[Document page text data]
━━━━━━━━━━━━━━━━━━━━━━━━━━━━━━
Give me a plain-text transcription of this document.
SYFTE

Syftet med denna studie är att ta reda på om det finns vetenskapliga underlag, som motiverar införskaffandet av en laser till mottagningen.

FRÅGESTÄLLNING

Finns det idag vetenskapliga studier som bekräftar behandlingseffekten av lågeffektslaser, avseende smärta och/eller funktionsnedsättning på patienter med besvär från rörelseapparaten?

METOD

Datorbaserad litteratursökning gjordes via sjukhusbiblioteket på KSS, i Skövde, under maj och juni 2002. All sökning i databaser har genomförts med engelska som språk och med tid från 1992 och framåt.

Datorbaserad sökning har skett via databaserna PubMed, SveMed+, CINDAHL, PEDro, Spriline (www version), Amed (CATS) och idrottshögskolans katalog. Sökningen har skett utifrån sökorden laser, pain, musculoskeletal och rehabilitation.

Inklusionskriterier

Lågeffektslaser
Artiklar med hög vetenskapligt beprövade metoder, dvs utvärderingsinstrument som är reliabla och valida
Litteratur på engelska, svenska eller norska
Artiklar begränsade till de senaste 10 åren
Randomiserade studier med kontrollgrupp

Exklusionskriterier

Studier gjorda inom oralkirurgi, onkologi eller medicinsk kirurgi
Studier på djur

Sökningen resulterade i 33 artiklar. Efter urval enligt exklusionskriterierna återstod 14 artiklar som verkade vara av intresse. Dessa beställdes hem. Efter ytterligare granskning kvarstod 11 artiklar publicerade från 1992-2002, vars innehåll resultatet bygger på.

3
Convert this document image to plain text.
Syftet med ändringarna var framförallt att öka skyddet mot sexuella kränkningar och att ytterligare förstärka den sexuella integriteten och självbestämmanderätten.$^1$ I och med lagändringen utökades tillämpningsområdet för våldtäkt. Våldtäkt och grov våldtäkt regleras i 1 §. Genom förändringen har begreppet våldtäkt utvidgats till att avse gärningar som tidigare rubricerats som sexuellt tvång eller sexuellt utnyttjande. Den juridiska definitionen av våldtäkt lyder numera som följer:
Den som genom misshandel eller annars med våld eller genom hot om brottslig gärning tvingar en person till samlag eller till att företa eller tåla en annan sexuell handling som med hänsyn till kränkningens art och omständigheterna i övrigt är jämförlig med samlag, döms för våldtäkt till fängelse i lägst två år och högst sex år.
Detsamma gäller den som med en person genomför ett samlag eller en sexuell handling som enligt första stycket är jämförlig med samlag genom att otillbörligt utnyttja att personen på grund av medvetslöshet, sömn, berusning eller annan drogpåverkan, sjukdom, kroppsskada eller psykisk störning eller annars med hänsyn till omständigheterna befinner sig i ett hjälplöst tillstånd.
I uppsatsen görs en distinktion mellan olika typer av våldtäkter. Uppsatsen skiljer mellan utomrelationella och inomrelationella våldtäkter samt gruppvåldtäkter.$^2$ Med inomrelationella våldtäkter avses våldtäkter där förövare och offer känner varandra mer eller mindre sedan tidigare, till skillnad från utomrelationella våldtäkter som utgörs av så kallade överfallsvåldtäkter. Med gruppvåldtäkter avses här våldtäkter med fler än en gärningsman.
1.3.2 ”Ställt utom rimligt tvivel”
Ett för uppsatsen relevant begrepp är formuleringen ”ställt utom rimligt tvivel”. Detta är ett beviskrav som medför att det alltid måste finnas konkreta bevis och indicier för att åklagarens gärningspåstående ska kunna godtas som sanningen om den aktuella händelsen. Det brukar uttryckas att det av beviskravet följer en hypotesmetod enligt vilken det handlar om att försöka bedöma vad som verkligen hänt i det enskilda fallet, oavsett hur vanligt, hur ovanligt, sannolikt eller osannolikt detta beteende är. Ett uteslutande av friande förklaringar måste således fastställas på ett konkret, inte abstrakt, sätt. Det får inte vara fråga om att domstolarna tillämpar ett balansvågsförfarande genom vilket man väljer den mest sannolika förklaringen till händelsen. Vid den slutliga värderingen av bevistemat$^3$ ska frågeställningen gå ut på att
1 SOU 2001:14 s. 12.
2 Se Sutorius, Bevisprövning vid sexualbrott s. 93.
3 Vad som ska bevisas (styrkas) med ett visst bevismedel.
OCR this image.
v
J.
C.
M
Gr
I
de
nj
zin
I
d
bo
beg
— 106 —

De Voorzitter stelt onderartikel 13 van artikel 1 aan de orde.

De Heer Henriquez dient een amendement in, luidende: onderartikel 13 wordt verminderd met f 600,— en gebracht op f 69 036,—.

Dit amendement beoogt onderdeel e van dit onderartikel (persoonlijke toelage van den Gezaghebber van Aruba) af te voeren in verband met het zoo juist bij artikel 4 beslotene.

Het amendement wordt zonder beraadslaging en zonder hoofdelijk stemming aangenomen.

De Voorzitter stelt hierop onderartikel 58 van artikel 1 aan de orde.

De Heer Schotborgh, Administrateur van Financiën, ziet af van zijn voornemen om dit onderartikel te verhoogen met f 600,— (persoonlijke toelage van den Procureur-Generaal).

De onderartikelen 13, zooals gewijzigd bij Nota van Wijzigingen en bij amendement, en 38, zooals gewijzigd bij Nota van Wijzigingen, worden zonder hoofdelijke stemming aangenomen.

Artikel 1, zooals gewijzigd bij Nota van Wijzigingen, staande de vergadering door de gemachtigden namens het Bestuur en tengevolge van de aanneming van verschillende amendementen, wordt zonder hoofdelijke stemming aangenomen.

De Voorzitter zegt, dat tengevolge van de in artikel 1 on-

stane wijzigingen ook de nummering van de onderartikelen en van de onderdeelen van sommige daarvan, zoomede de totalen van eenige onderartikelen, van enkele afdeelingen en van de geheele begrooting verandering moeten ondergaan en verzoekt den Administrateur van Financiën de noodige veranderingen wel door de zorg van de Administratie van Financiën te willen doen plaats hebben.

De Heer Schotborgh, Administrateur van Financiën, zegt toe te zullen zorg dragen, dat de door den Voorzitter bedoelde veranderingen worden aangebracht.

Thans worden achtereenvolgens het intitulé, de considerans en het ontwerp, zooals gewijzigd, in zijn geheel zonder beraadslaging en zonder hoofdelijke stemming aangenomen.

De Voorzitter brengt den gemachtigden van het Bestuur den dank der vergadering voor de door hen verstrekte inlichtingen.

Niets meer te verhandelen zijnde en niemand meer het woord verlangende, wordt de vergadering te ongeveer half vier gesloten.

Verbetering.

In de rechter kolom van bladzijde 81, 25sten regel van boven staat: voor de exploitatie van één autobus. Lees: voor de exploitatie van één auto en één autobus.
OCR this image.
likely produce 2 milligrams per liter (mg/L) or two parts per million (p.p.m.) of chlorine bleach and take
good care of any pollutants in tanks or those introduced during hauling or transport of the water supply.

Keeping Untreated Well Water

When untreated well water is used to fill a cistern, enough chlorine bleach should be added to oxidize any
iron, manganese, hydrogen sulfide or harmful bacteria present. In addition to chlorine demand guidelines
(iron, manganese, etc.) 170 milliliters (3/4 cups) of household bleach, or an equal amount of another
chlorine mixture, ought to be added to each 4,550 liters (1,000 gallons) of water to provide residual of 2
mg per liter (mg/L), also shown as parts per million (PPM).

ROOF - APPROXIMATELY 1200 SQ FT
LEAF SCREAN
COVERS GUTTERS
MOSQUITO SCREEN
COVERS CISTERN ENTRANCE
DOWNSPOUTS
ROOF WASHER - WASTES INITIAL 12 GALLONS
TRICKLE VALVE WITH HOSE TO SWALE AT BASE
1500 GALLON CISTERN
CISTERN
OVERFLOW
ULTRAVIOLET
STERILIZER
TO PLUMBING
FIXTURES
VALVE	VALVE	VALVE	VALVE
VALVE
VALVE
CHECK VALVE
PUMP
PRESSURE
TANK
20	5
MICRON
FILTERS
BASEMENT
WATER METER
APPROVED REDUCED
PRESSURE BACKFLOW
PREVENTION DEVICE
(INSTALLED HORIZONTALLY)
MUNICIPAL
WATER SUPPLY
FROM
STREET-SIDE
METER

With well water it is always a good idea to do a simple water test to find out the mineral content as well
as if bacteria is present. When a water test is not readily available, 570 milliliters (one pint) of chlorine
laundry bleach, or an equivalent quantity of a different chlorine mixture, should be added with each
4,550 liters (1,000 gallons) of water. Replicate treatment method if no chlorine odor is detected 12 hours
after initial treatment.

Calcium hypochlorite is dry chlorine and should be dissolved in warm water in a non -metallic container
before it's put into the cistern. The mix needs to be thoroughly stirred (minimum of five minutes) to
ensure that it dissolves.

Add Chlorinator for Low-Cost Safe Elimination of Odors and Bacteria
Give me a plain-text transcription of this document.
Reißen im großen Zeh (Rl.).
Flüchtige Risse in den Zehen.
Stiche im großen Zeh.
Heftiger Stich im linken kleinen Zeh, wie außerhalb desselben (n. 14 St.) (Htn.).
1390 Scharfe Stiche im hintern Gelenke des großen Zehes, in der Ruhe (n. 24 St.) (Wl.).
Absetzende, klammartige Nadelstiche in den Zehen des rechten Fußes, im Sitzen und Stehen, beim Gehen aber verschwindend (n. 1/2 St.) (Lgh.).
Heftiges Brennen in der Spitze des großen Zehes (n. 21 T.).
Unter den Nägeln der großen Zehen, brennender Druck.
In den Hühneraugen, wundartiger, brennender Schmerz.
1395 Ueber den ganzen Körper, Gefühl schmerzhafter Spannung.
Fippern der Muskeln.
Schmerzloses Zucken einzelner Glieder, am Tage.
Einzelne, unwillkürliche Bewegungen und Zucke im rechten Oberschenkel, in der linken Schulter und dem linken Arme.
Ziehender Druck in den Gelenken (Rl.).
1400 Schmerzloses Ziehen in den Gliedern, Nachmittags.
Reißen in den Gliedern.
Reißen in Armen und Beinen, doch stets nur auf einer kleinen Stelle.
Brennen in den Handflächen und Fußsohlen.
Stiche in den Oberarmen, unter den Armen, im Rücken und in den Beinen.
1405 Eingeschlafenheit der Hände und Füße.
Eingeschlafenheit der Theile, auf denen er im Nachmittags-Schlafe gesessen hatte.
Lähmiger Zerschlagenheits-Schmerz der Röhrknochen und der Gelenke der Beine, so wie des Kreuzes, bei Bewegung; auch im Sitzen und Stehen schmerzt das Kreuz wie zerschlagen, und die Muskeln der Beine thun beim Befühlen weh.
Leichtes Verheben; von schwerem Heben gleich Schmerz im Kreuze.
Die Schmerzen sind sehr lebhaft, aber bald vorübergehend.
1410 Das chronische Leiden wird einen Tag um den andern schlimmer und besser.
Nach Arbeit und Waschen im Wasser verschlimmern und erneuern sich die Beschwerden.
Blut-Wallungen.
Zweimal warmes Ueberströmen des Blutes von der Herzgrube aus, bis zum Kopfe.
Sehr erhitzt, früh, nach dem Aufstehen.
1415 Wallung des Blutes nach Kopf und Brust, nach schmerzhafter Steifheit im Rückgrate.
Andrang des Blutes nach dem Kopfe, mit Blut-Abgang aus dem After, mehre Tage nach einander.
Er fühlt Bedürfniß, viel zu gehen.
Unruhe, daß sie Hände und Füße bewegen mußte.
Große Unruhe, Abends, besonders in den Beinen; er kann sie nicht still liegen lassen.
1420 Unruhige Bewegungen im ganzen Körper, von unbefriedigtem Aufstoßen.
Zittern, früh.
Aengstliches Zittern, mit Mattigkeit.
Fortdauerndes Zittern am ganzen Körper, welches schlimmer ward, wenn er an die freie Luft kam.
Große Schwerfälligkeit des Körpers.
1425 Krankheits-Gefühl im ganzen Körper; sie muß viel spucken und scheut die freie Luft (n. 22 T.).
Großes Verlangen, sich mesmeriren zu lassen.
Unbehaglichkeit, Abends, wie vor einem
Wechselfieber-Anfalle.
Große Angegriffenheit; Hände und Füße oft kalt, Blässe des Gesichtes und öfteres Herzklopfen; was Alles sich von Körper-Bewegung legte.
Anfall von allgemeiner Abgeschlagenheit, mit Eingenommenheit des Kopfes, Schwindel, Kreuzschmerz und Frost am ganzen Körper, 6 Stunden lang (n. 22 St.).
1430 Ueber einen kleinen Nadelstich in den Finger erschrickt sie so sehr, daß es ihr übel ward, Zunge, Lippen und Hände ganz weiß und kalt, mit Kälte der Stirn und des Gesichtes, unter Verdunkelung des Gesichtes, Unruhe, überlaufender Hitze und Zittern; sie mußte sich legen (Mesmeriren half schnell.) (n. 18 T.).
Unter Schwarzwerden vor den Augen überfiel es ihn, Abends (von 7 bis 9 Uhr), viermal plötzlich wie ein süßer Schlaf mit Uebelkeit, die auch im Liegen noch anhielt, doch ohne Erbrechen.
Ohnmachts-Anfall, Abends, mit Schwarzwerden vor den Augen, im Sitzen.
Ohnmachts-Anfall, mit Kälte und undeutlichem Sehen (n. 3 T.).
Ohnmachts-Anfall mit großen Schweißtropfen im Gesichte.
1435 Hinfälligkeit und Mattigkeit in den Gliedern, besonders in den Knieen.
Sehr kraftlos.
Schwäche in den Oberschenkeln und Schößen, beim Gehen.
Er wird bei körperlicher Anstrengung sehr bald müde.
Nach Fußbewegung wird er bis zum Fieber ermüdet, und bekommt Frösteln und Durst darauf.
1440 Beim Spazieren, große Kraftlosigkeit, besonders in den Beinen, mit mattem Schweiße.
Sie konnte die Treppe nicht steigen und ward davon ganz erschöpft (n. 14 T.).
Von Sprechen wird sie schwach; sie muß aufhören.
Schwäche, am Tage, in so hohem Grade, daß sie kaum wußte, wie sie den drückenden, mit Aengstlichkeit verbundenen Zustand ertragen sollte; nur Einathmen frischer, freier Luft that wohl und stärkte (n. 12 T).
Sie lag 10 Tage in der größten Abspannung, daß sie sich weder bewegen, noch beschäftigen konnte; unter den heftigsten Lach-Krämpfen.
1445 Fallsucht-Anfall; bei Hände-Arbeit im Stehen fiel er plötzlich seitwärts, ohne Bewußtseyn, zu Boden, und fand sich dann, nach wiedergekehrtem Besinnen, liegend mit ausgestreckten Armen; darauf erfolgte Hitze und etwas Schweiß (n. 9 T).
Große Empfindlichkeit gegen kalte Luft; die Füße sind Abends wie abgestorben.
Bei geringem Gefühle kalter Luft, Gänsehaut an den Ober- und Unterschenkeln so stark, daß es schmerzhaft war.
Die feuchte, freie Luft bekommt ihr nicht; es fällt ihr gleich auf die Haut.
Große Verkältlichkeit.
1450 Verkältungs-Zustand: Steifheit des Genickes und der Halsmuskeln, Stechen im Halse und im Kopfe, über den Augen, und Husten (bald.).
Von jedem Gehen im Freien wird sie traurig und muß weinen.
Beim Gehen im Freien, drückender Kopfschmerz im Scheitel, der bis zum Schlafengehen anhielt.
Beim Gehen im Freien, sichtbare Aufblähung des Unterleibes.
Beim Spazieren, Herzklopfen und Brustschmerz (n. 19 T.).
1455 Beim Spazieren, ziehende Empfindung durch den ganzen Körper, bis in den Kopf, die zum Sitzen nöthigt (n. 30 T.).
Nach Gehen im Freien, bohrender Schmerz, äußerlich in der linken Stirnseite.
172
━━━━━━━━━━━━━━━━━━━━━━━━━━━━━━
■ Your goal: Go over the entries above and say how many lines hold the string "Schwarzwerden", with no other text.

■ Completed task: 2